## WORK TO COMPLETE
Please work out how many lines in the material contain "triangle" and give only that figure.

═════ DATA IN THIS EXERCISE

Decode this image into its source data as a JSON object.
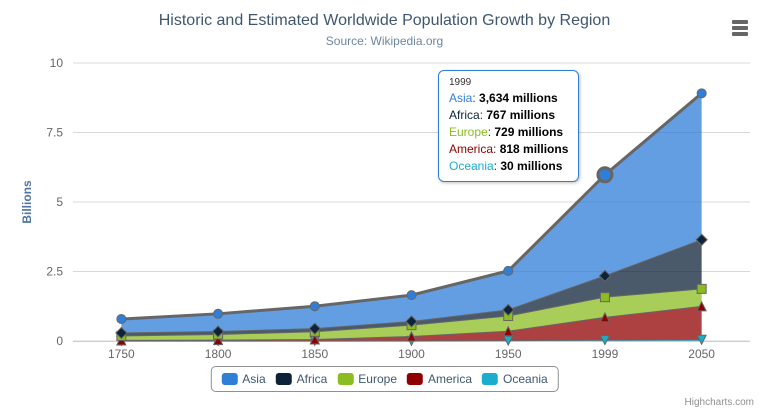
{
  "chart": {
    "title": "Historic and Estimated Worldwide Population Growth by Region",
    "subtitle": "Source: Wikipedia.org",
    "y_axis_title": "Billions",
    "credits": "Highcharts.com",
    "export_icon": "hamburger-menu-icon",
    "background_color": "#ffffff",
    "grid_color": "#d8d8d8",
    "axis_line_color": "#c0d0e0",
    "axis_label_color": "#666666",
    "series_line_color": "#666666"
  },
  "tooltip": {
    "header": "1999",
    "border_color": "#2f7ed8",
    "rows": [
      {
        "name": "Asia",
        "value": "3,634 millions",
        "color": "#2f7ed8"
      },
      {
        "name": "Africa",
        "value": "767 millions",
        "color": "#0d233a"
      },
      {
        "name": "Europe",
        "value": "729 millions",
        "color": "#8bbc21"
      },
      {
        "name": "America",
        "value": "818 millions",
        "color": "#910000"
      },
      {
        "name": "Oceania",
        "value": "30 millions",
        "color": "#1aadce"
      }
    ]
  },
  "chart_data": {
    "type": "area",
    "stacking": "normal",
    "title": "Historic and Estimated Worldwide Population Growth by Region",
    "subtitle": "Source: Wikipedia.org",
    "xlabel": "",
    "ylabel": "Billions",
    "values_unit": "millions",
    "ylim": [
      0,
      10
    ],
    "yticks": [
      0,
      2.5,
      5,
      7.5,
      10
    ],
    "categories": [
      "1750",
      "1800",
      "1850",
      "1900",
      "1950",
      "1999",
      "2050"
    ],
    "series": [
      {
        "name": "Asia",
        "color": "#2f7ed8",
        "marker": "circle",
        "values": [
          502,
          635,
          809,
          947,
          1402,
          3634,
          5268
        ]
      },
      {
        "name": "Africa",
        "color": "#0d233a",
        "marker": "diamond",
        "values": [
          106,
          107,
          111,
          133,
          221,
          767,
          1766
        ]
      },
      {
        "name": "Europe",
        "color": "#8bbc21",
        "marker": "square",
        "values": [
          163,
          203,
          276,
          408,
          547,
          729,
          628
        ]
      },
      {
        "name": "America",
        "color": "#910000",
        "marker": "triangle",
        "values": [
          18,
          31,
          54,
          156,
          339,
          818,
          1201
        ]
      },
      {
        "name": "Oceania",
        "color": "#1aadce",
        "marker": "triangle-down",
        "values": [
          2,
          2,
          2,
          6,
          13,
          30,
          46
        ]
      }
    ],
    "stack_order_bottom_to_top": [
      "Oceania",
      "America",
      "Europe",
      "Africa",
      "Asia"
    ],
    "hovered_point": {
      "series": "Asia",
      "category": "1999"
    },
    "grid": true,
    "legend_position": "bottom-center",
    "fill_opacity": 0.75
  }
}
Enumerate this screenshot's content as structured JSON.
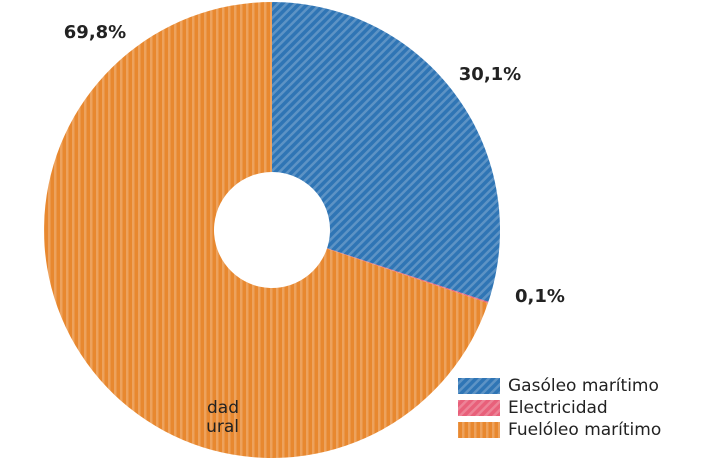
{
  "chart_data": {
    "type": "donut",
    "categories": [
      "Gasóleo marítimo",
      "Electricidad",
      "Fuelóleo marítimo"
    ],
    "values": [
      30.1,
      0.1,
      69.8
    ],
    "value_labels": [
      "30,1%",
      "0,1%",
      "69,8%"
    ],
    "colors": [
      "#2f75b5",
      "#e8607a",
      "#e8882f"
    ],
    "clipped_text": [
      "dad",
      "ural"
    ]
  }
}
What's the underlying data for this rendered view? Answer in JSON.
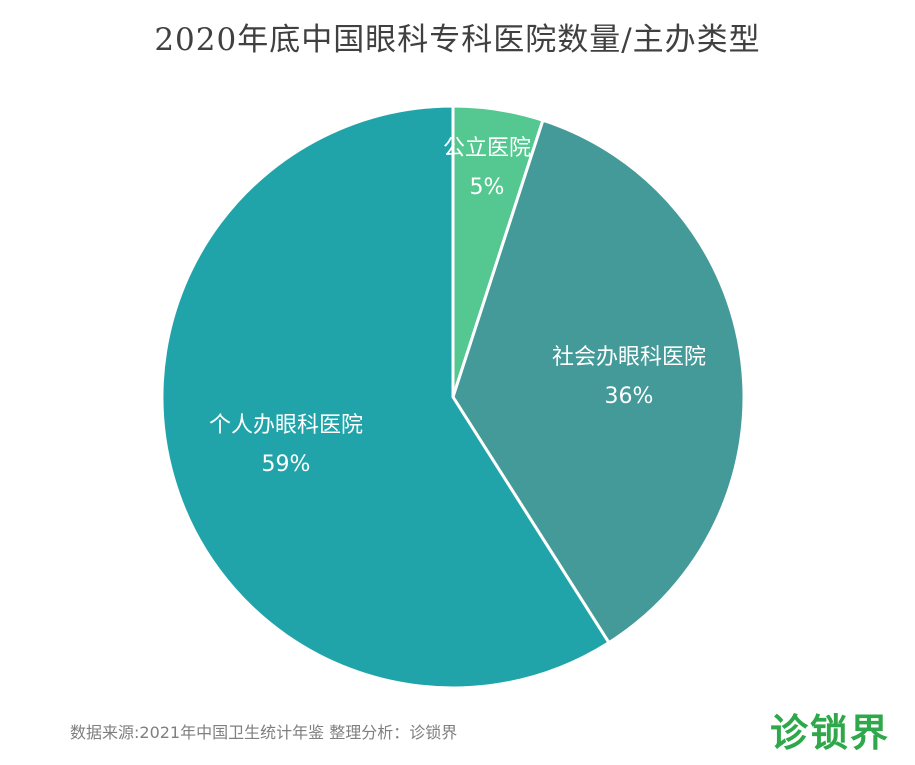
{
  "chart_data": {
    "type": "pie",
    "title": "2020年底中国眼科专科医院数量/主办类型",
    "slices": [
      {
        "label": "公立医院",
        "value": 5,
        "display": "5%",
        "color": "#54c890"
      },
      {
        "label": "社会办眼科医院",
        "value": 36,
        "display": "36%",
        "color": "#439a98"
      },
      {
        "label": "个人办眼科医院",
        "value": 59,
        "display": "59%",
        "color": "#20a4aa"
      }
    ],
    "start_angle_deg": 0,
    "direction": "clockwise"
  },
  "footer": {
    "source": "数据来源:2021年中国卫生统计年鉴  整理分析：诊锁界"
  },
  "brand": {
    "name": "诊锁界",
    "color": "#2ea84a"
  }
}
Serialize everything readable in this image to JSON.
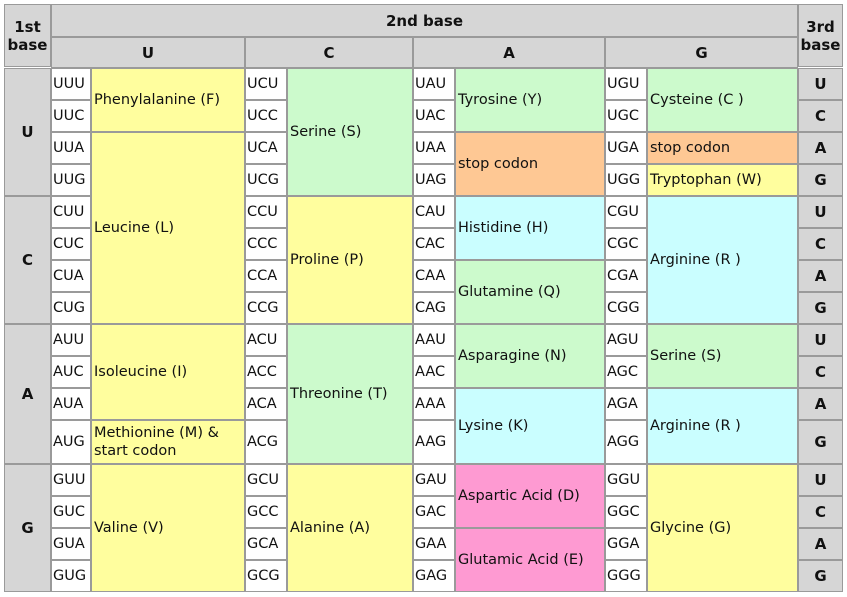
{
  "headers": {
    "first_base": "1st base",
    "second_base": "2nd base",
    "third_base": "3rd base",
    "second_letters": [
      "U",
      "C",
      "A",
      "G"
    ],
    "first_letters": [
      "U",
      "C",
      "A",
      "G"
    ],
    "third_letters": [
      "U",
      "C",
      "A",
      "G"
    ]
  },
  "colors": {
    "yellow": "#fffe9e",
    "green": "#ccfacc",
    "cyan": "#cafeff",
    "orange": "#fec894",
    "pink": "#fe9ad2",
    "header_gray": "#d6d6d6"
  },
  "codons": [
    [
      "UUU",
      "UUC",
      "UUA",
      "UUG",
      "CUU",
      "CUC",
      "CUA",
      "CUG",
      "AUU",
      "AUC",
      "AUA",
      "AUG",
      "GUU",
      "GUC",
      "GUA",
      "GUG"
    ],
    [
      "UCU",
      "UCC",
      "UCA",
      "UCG",
      "CCU",
      "CCC",
      "CCA",
      "CCG",
      "ACU",
      "ACC",
      "ACA",
      "ACG",
      "GCU",
      "GCC",
      "GCA",
      "GCG"
    ],
    [
      "UAU",
      "UAC",
      "UAA",
      "UAG",
      "CAU",
      "CAC",
      "CAA",
      "CAG",
      "AAU",
      "AAC",
      "AAA",
      "AAG",
      "GAU",
      "GAC",
      "GAA",
      "GAG"
    ],
    [
      "UGU",
      "UGC",
      "UGA",
      "UGG",
      "CGU",
      "CGC",
      "CGA",
      "CGG",
      "AGU",
      "AGC",
      "AGA",
      "AGG",
      "GGU",
      "GGC",
      "GGA",
      "GGG"
    ]
  ],
  "amino_acids": [
    [
      {
        "label": "Phenylalanine (F)",
        "start": 0,
        "end": 2,
        "color": "yellow"
      },
      {
        "label": "Leucine (L)",
        "start": 2,
        "end": 8,
        "color": "yellow"
      },
      {
        "label": "Isoleucine (I)",
        "start": 8,
        "end": 11,
        "color": "yellow"
      },
      {
        "label": "Methionine (M) & start codon",
        "start": 11,
        "end": 12,
        "color": "yellow"
      },
      {
        "label": "Valine (V)",
        "start": 12,
        "end": 16,
        "color": "yellow"
      }
    ],
    [
      {
        "label": "Serine (S)",
        "start": 0,
        "end": 4,
        "color": "green"
      },
      {
        "label": "Proline (P)",
        "start": 4,
        "end": 8,
        "color": "yellow"
      },
      {
        "label": "Threonine (T)",
        "start": 8,
        "end": 12,
        "color": "green"
      },
      {
        "label": "Alanine (A)",
        "start": 12,
        "end": 16,
        "color": "yellow"
      }
    ],
    [
      {
        "label": "Tyrosine (Y)",
        "start": 0,
        "end": 2,
        "color": "green"
      },
      {
        "label": "stop codon",
        "start": 2,
        "end": 4,
        "color": "orange"
      },
      {
        "label": "Histidine (H)",
        "start": 4,
        "end": 6,
        "color": "cyan"
      },
      {
        "label": "Glutamine (Q)",
        "start": 6,
        "end": 8,
        "color": "green"
      },
      {
        "label": "Asparagine (N)",
        "start": 8,
        "end": 10,
        "color": "green"
      },
      {
        "label": "Lysine (K)",
        "start": 10,
        "end": 12,
        "color": "cyan"
      },
      {
        "label": "Aspartic Acid (D)",
        "start": 12,
        "end": 14,
        "color": "pink"
      },
      {
        "label": "Glutamic Acid (E)",
        "start": 14,
        "end": 16,
        "color": "pink"
      }
    ],
    [
      {
        "label": "Cysteine (C )",
        "start": 0,
        "end": 2,
        "color": "green"
      },
      {
        "label": "stop codon",
        "start": 2,
        "end": 3,
        "color": "orange"
      },
      {
        "label": "Tryptophan (W)",
        "start": 3,
        "end": 4,
        "color": "yellow"
      },
      {
        "label": "Arginine (R )",
        "start": 4,
        "end": 8,
        "color": "cyan"
      },
      {
        "label": "Serine (S)",
        "start": 8,
        "end": 10,
        "color": "green"
      },
      {
        "label": "Arginine (R )",
        "start": 10,
        "end": 12,
        "color": "cyan"
      },
      {
        "label": "Glycine (G)",
        "start": 12,
        "end": 16,
        "color": "yellow"
      }
    ]
  ]
}
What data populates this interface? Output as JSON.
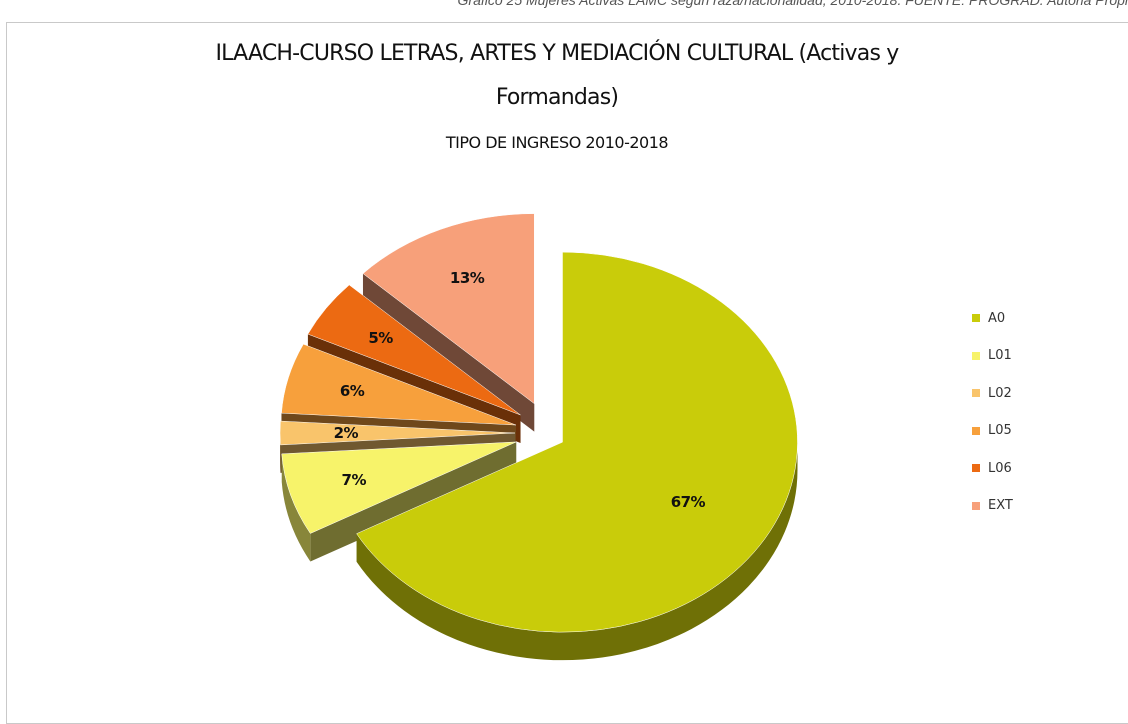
{
  "caption": "Gráfico 25 Mujeres Activas LAMC según raza/nacionalidad, 2010-2018. FUENTE: PROGRAD. Autoria Propi",
  "chart_data": {
    "type": "pie",
    "title": "ILAACH-CURSO LETRAS, ARTES Y MEDIACIÓN CULTURAL (Activas y",
    "title_line2": "Formandas)",
    "subtitle": "TIPO DE INGRESO 2010-2018",
    "labels": [
      "A0",
      "L01",
      "L02",
      "L05",
      "L06",
      "EXT"
    ],
    "values": [
      67,
      7,
      2,
      6,
      5,
      13
    ],
    "data_labels": [
      "67%",
      "7%",
      "2%",
      "6%",
      "5%",
      "13%"
    ],
    "colors": [
      "#c9cc0a",
      "#f7f36a",
      "#f9c46b",
      "#f7a03c",
      "#ec6a12",
      "#f7a07a"
    ],
    "exploded": true,
    "style": "3d",
    "legend_position": "right"
  }
}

══════════

## WORKED ANSWER
2